__Problem description__
From the listing below, pick out each line with the word "Configuration".

__Input data__
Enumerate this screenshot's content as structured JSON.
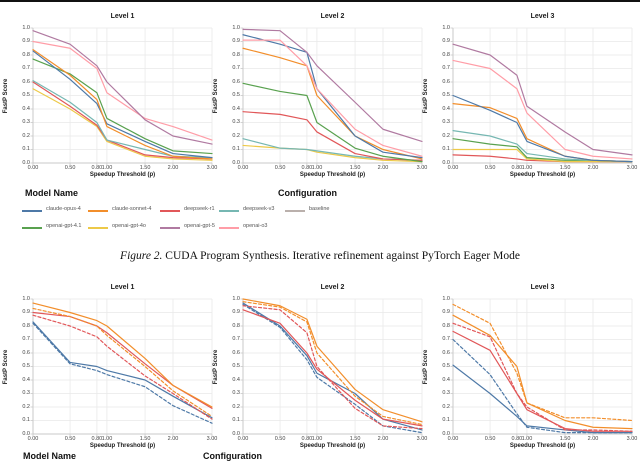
{
  "caption": {
    "label": "Figure 2.",
    "text": " CUDA Program Synthesis. Iterative refinement against PyTorch Eager Mode"
  },
  "colors": {
    "blue": "#4e79a7",
    "orange": "#f28e2b",
    "red": "#e15759",
    "teal": "#76b7b2",
    "green": "#59a14f",
    "yellow": "#edc948",
    "purple": "#b07aa1",
    "pink": "#ff9da7",
    "gray_baseline": "#bab0ac",
    "grid": "#e9e9e9",
    "spine": "#c9c9c9"
  },
  "axis": {
    "xlabel": "Speedup Threshold (p)",
    "ylabel": "FastP Score",
    "x_tick_labels": [
      "0.00",
      "0.50",
      "0.80",
      "1.00",
      "1.50",
      "2.00",
      "3.00"
    ],
    "y_tick_labels": [
      "0.0",
      "0.1",
      "0.2",
      "0.3",
      "0.4",
      "0.5",
      "0.6",
      "0.7",
      "0.8",
      "0.9",
      "1.0"
    ]
  },
  "legend_top": {
    "model_name_title": "Model Name",
    "configuration_title": "Configuration",
    "rows": [
      [
        {
          "label": "claude-opus-4",
          "color": "#4e79a7"
        },
        {
          "label": "claude-sonnet-4",
          "color": "#f28e2b"
        },
        {
          "label": "deepseek-r1",
          "color": "#e15759"
        },
        {
          "label": "deepseek-v3",
          "color": "#76b7b2"
        },
        {
          "label": "baseline",
          "color": "#bab0ac"
        }
      ],
      [
        {
          "label": "openai-gpt-4.1",
          "color": "#59a14f"
        },
        {
          "label": "openai-gpt-4o",
          "color": "#edc948"
        },
        {
          "label": "openai-gpt-5",
          "color": "#b07aa1"
        },
        {
          "label": "openai-o3",
          "color": "#ff9da7"
        }
      ]
    ]
  },
  "legend_bottom": {
    "model_name_title": "Model Name",
    "configuration_title": "Configuration"
  },
  "chart_data": [
    {
      "type": "line",
      "title": "Level 1",
      "xlabel": "Speedup Threshold (p)",
      "ylabel": "FastP Score",
      "x": [
        0.0,
        0.5,
        0.8,
        1.0,
        1.5,
        2.0,
        3.0
      ],
      "ylim": [
        0.0,
        1.0
      ],
      "grid": true,
      "series": [
        {
          "name": "openai-gpt-4o",
          "color": "#edc948",
          "dash": false,
          "values": [
            0.55,
            0.4,
            0.27,
            0.16,
            0.05,
            0.03,
            0.02
          ]
        },
        {
          "name": "deepseek-r1",
          "color": "#e15759",
          "dash": false,
          "values": [
            0.6,
            0.42,
            0.28,
            0.17,
            0.06,
            0.04,
            0.03
          ]
        },
        {
          "name": "deepseek-v3",
          "color": "#76b7b2",
          "dash": false,
          "values": [
            0.61,
            0.45,
            0.3,
            0.17,
            0.1,
            0.05,
            0.04
          ]
        },
        {
          "name": "openai-gpt-4.1",
          "color": "#59a14f",
          "dash": false,
          "values": [
            0.77,
            0.66,
            0.52,
            0.33,
            0.18,
            0.09,
            0.07
          ]
        },
        {
          "name": "claude-opus-4",
          "color": "#4e79a7",
          "dash": false,
          "values": [
            0.83,
            0.62,
            0.44,
            0.29,
            0.16,
            0.07,
            0.04
          ]
        },
        {
          "name": "claude-sonnet-4",
          "color": "#f28e2b",
          "dash": false,
          "values": [
            0.84,
            0.65,
            0.47,
            0.27,
            0.13,
            0.05,
            0.03
          ]
        },
        {
          "name": "openai-o3",
          "color": "#ff9da7",
          "dash": false,
          "values": [
            0.9,
            0.85,
            0.7,
            0.52,
            0.33,
            0.27,
            0.17
          ]
        },
        {
          "name": "openai-gpt-5",
          "color": "#b07aa1",
          "dash": false,
          "values": [
            0.98,
            0.88,
            0.72,
            0.6,
            0.32,
            0.2,
            0.14
          ]
        }
      ]
    },
    {
      "type": "line",
      "title": "Level 2",
      "xlabel": "Speedup Threshold (p)",
      "ylabel": "FastP Score",
      "x": [
        0.0,
        0.5,
        0.8,
        1.0,
        1.5,
        2.0,
        3.0
      ],
      "ylim": [
        0.0,
        1.0
      ],
      "grid": true,
      "series": [
        {
          "name": "openai-gpt-4o",
          "color": "#edc948",
          "dash": false,
          "values": [
            0.13,
            0.11,
            0.1,
            0.08,
            0.04,
            0.02,
            0.01
          ]
        },
        {
          "name": "deepseek-v3",
          "color": "#76b7b2",
          "dash": false,
          "values": [
            0.18,
            0.11,
            0.1,
            0.09,
            0.05,
            0.03,
            0.02
          ]
        },
        {
          "name": "deepseek-r1",
          "color": "#e15759",
          "dash": false,
          "values": [
            0.38,
            0.36,
            0.32,
            0.23,
            0.07,
            0.03,
            0.02
          ]
        },
        {
          "name": "openai-gpt-4.1",
          "color": "#59a14f",
          "dash": false,
          "values": [
            0.59,
            0.53,
            0.5,
            0.3,
            0.11,
            0.05,
            0.01
          ]
        },
        {
          "name": "claude-sonnet-4",
          "color": "#f28e2b",
          "dash": false,
          "values": [
            0.85,
            0.78,
            0.72,
            0.5,
            0.2,
            0.1,
            0.03
          ]
        },
        {
          "name": "claude-opus-4",
          "color": "#4e79a7",
          "dash": false,
          "values": [
            0.95,
            0.88,
            0.82,
            0.55,
            0.2,
            0.08,
            0.04
          ]
        },
        {
          "name": "openai-o3",
          "color": "#ff9da7",
          "dash": false,
          "values": [
            0.91,
            0.91,
            0.72,
            0.55,
            0.25,
            0.13,
            0.05
          ]
        },
        {
          "name": "openai-gpt-5",
          "color": "#b07aa1",
          "dash": false,
          "values": [
            0.99,
            0.98,
            0.82,
            0.72,
            0.45,
            0.25,
            0.16
          ]
        }
      ]
    },
    {
      "type": "line",
      "title": "Level 3",
      "xlabel": "Speedup Threshold (p)",
      "ylabel": "FastP Score",
      "x": [
        0.0,
        0.5,
        0.8,
        1.0,
        1.5,
        2.0,
        3.0
      ],
      "ylim": [
        0.0,
        1.0
      ],
      "grid": true,
      "series": [
        {
          "name": "deepseek-r1",
          "color": "#e15759",
          "dash": false,
          "values": [
            0.06,
            0.05,
            0.03,
            0.02,
            0.01,
            0.01,
            0.01
          ]
        },
        {
          "name": "openai-gpt-4o",
          "color": "#edc948",
          "dash": false,
          "values": [
            0.1,
            0.1,
            0.1,
            0.03,
            0.01,
            0.01,
            0.01
          ]
        },
        {
          "name": "openai-gpt-4.1",
          "color": "#59a14f",
          "dash": false,
          "values": [
            0.18,
            0.14,
            0.12,
            0.04,
            0.02,
            0.02,
            0.01
          ]
        },
        {
          "name": "deepseek-v3",
          "color": "#76b7b2",
          "dash": false,
          "values": [
            0.24,
            0.2,
            0.14,
            0.07,
            0.03,
            0.02,
            0.01
          ]
        },
        {
          "name": "claude-sonnet-4",
          "color": "#f28e2b",
          "dash": false,
          "values": [
            0.44,
            0.41,
            0.33,
            0.18,
            0.05,
            0.02,
            0.01
          ]
        },
        {
          "name": "claude-opus-4",
          "color": "#4e79a7",
          "dash": false,
          "values": [
            0.5,
            0.39,
            0.3,
            0.16,
            0.05,
            0.02,
            0.01
          ]
        },
        {
          "name": "openai-o3",
          "color": "#ff9da7",
          "dash": false,
          "values": [
            0.76,
            0.7,
            0.55,
            0.37,
            0.1,
            0.05,
            0.03
          ]
        },
        {
          "name": "openai-gpt-5",
          "color": "#b07aa1",
          "dash": false,
          "values": [
            0.88,
            0.8,
            0.65,
            0.42,
            0.23,
            0.1,
            0.06
          ]
        }
      ]
    },
    {
      "type": "line",
      "title": "Level 1",
      "xlabel": "Speedup Threshold (p)",
      "ylabel": "FastP Score",
      "x": [
        0.0,
        0.5,
        0.8,
        1.0,
        1.5,
        2.0,
        3.0
      ],
      "ylim": [
        0.0,
        1.0
      ],
      "grid": true,
      "series": [
        {
          "name": "claude-opus-4",
          "color": "#4e79a7",
          "dash": true,
          "values": [
            0.82,
            0.52,
            0.47,
            0.44,
            0.35,
            0.21,
            0.08
          ]
        },
        {
          "name": "claude-opus-4",
          "color": "#4e79a7",
          "dash": false,
          "values": [
            0.83,
            0.53,
            0.5,
            0.47,
            0.4,
            0.28,
            0.12
          ]
        },
        {
          "name": "deepseek-r1",
          "color": "#e15759",
          "dash": true,
          "values": [
            0.88,
            0.8,
            0.72,
            0.65,
            0.43,
            0.3,
            0.11
          ]
        },
        {
          "name": "deepseek-r1",
          "color": "#e15759",
          "dash": false,
          "values": [
            0.9,
            0.87,
            0.8,
            0.75,
            0.52,
            0.36,
            0.19
          ]
        },
        {
          "name": "claude-sonnet-4",
          "color": "#f28e2b",
          "dash": true,
          "values": [
            0.93,
            0.87,
            0.8,
            0.73,
            0.5,
            0.32,
            0.13
          ]
        },
        {
          "name": "claude-sonnet-4",
          "color": "#f28e2b",
          "dash": false,
          "values": [
            0.97,
            0.9,
            0.84,
            0.8,
            0.56,
            0.36,
            0.2
          ]
        }
      ]
    },
    {
      "type": "line",
      "title": "Level 2",
      "xlabel": "Speedup Threshold (p)",
      "ylabel": "FastP Score",
      "x": [
        0.0,
        0.5,
        0.8,
        1.0,
        1.5,
        2.0,
        3.0
      ],
      "ylim": [
        0.0,
        1.0
      ],
      "grid": true,
      "series": [
        {
          "name": "claude-opus-4",
          "color": "#4e79a7",
          "dash": true,
          "values": [
            0.96,
            0.79,
            0.55,
            0.42,
            0.22,
            0.06,
            0.01
          ]
        },
        {
          "name": "claude-opus-4",
          "color": "#4e79a7",
          "dash": false,
          "values": [
            0.97,
            0.8,
            0.58,
            0.45,
            0.3,
            0.11,
            0.03
          ]
        },
        {
          "name": "deepseek-r1",
          "color": "#e15759",
          "dash": true,
          "values": [
            0.95,
            0.92,
            0.75,
            0.5,
            0.19,
            0.06,
            0.04
          ]
        },
        {
          "name": "deepseek-r1",
          "color": "#e15759",
          "dash": false,
          "values": [
            0.92,
            0.82,
            0.6,
            0.48,
            0.25,
            0.11,
            0.06
          ]
        },
        {
          "name": "claude-sonnet-4",
          "color": "#f28e2b",
          "dash": true,
          "values": [
            0.98,
            0.94,
            0.83,
            0.6,
            0.28,
            0.13,
            0.07
          ]
        },
        {
          "name": "claude-sonnet-4",
          "color": "#f28e2b",
          "dash": false,
          "values": [
            1.0,
            0.95,
            0.85,
            0.65,
            0.33,
            0.18,
            0.09
          ]
        }
      ]
    },
    {
      "type": "line",
      "title": "Level 3",
      "xlabel": "Speedup Threshold (p)",
      "ylabel": "FastP Score",
      "x": [
        0.0,
        0.5,
        0.8,
        1.0,
        1.5,
        2.0,
        3.0
      ],
      "ylim": [
        0.0,
        1.0
      ],
      "grid": true,
      "series": [
        {
          "name": "claude-opus-4",
          "color": "#4e79a7",
          "dash": false,
          "values": [
            0.51,
            0.3,
            0.13,
            0.06,
            0.03,
            0.01,
            0.01
          ]
        },
        {
          "name": "claude-opus-4",
          "color": "#4e79a7",
          "dash": true,
          "values": [
            0.7,
            0.44,
            0.15,
            0.05,
            0.01,
            0.01,
            0.01
          ]
        },
        {
          "name": "deepseek-r1",
          "color": "#e15759",
          "dash": false,
          "values": [
            0.76,
            0.62,
            0.3,
            0.18,
            0.04,
            0.02,
            0.02
          ]
        },
        {
          "name": "deepseek-r1",
          "color": "#e15759",
          "dash": true,
          "values": [
            0.82,
            0.72,
            0.3,
            0.2,
            0.03,
            0.03,
            0.02
          ]
        },
        {
          "name": "claude-sonnet-4",
          "color": "#f28e2b",
          "dash": false,
          "values": [
            0.88,
            0.73,
            0.5,
            0.23,
            0.1,
            0.05,
            0.04
          ]
        },
        {
          "name": "claude-sonnet-4",
          "color": "#f28e2b",
          "dash": true,
          "values": [
            0.96,
            0.82,
            0.45,
            0.23,
            0.12,
            0.12,
            0.1
          ]
        }
      ]
    }
  ]
}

__Full output__
    "configuration_title": "Configuration",
    "configuration_title": "Configuration"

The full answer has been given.